━━━ Source records

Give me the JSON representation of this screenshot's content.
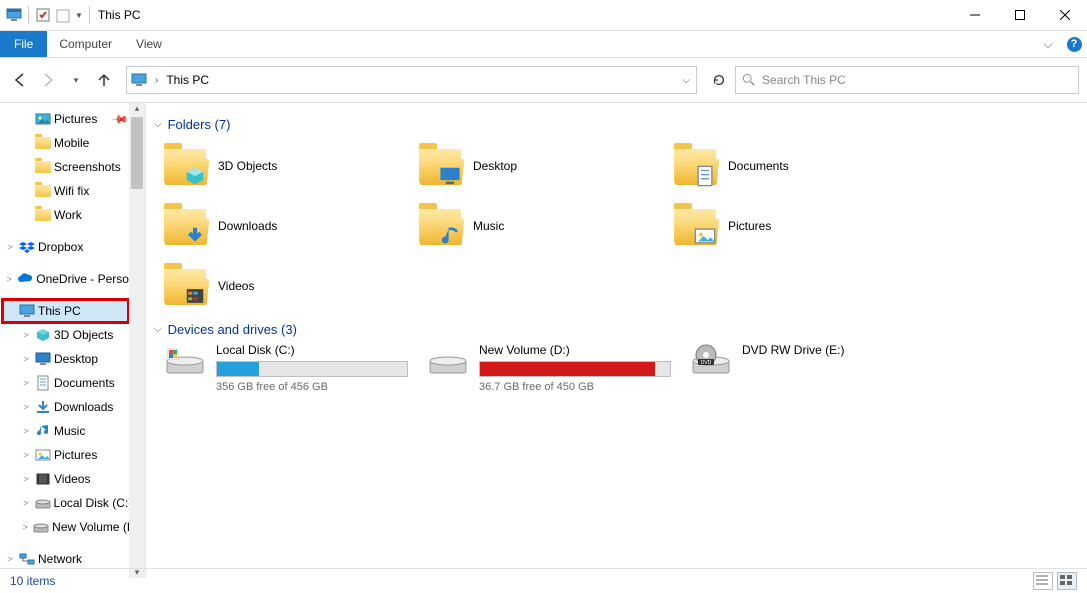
{
  "window": {
    "title": "This PC"
  },
  "ribbon": {
    "file": "File",
    "tabs": [
      "Computer",
      "View"
    ]
  },
  "nav": {
    "breadcrumb_icon": "pc",
    "breadcrumb": "This PC",
    "search_placeholder": "Search This PC"
  },
  "sidebar": {
    "items": [
      {
        "label": "Pictures",
        "icon": "pictures-lib",
        "pinned": true,
        "indent": 1
      },
      {
        "label": "Mobile",
        "icon": "folder",
        "indent": 1
      },
      {
        "label": "Screenshots",
        "icon": "folder",
        "indent": 1
      },
      {
        "label": "Wifi fix",
        "icon": "folder",
        "indent": 1
      },
      {
        "label": "Work",
        "icon": "folder",
        "indent": 1
      },
      {
        "label": "Dropbox",
        "icon": "dropbox",
        "expander": true,
        "indent": 0,
        "gapBefore": true
      },
      {
        "label": "OneDrive - Personal",
        "icon": "onedrive",
        "expander": true,
        "indent": 0,
        "gapBefore": true
      },
      {
        "label": "This PC",
        "icon": "pc",
        "indent": 0,
        "highlight": true,
        "gapBefore": true
      },
      {
        "label": "3D Objects",
        "icon": "3d",
        "expander": true,
        "indent": 1
      },
      {
        "label": "Desktop",
        "icon": "desktop",
        "expander": true,
        "indent": 1
      },
      {
        "label": "Documents",
        "icon": "documents",
        "expander": true,
        "indent": 1
      },
      {
        "label": "Downloads",
        "icon": "downloads",
        "expander": true,
        "indent": 1
      },
      {
        "label": "Music",
        "icon": "music",
        "expander": true,
        "indent": 1
      },
      {
        "label": "Pictures",
        "icon": "pictures",
        "expander": true,
        "indent": 1
      },
      {
        "label": "Videos",
        "icon": "videos",
        "expander": true,
        "indent": 1
      },
      {
        "label": "Local Disk (C:)",
        "icon": "disk",
        "expander": true,
        "indent": 1
      },
      {
        "label": "New Volume (D:)",
        "icon": "disk",
        "expander": true,
        "indent": 1
      },
      {
        "label": "Network",
        "icon": "network",
        "expander": true,
        "indent": 0,
        "gapBefore": true
      }
    ]
  },
  "sections": {
    "folders_title": "Folders (7)",
    "drives_title": "Devices and drives (3)"
  },
  "folders": [
    {
      "label": "3D Objects",
      "overlay": "3d"
    },
    {
      "label": "Desktop",
      "overlay": "desktop"
    },
    {
      "label": "Documents",
      "overlay": "documents"
    },
    {
      "label": "Downloads",
      "overlay": "downloads"
    },
    {
      "label": "Music",
      "overlay": "music"
    },
    {
      "label": "Pictures",
      "overlay": "pictures"
    },
    {
      "label": "Videos",
      "overlay": "videos"
    }
  ],
  "drives": [
    {
      "name": "Local Disk (C:)",
      "free_text": "356 GB free of 456 GB",
      "fill_pct": 22,
      "fill_color": "#26a0da",
      "icon": "localdisk"
    },
    {
      "name": "New Volume (D:)",
      "free_text": "36.7 GB free of 450 GB",
      "fill_pct": 92,
      "fill_color": "#d11919",
      "icon": "disk"
    },
    {
      "name": "DVD RW Drive (E:)",
      "free_text": "",
      "fill_pct": 0,
      "fill_color": "",
      "icon": "dvd"
    }
  ],
  "status": {
    "text": "10 items"
  }
}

━━━━━━

*What is required*. Among the lines above, how many contain the string "name"? State the number alone.

*Exercise result*. 3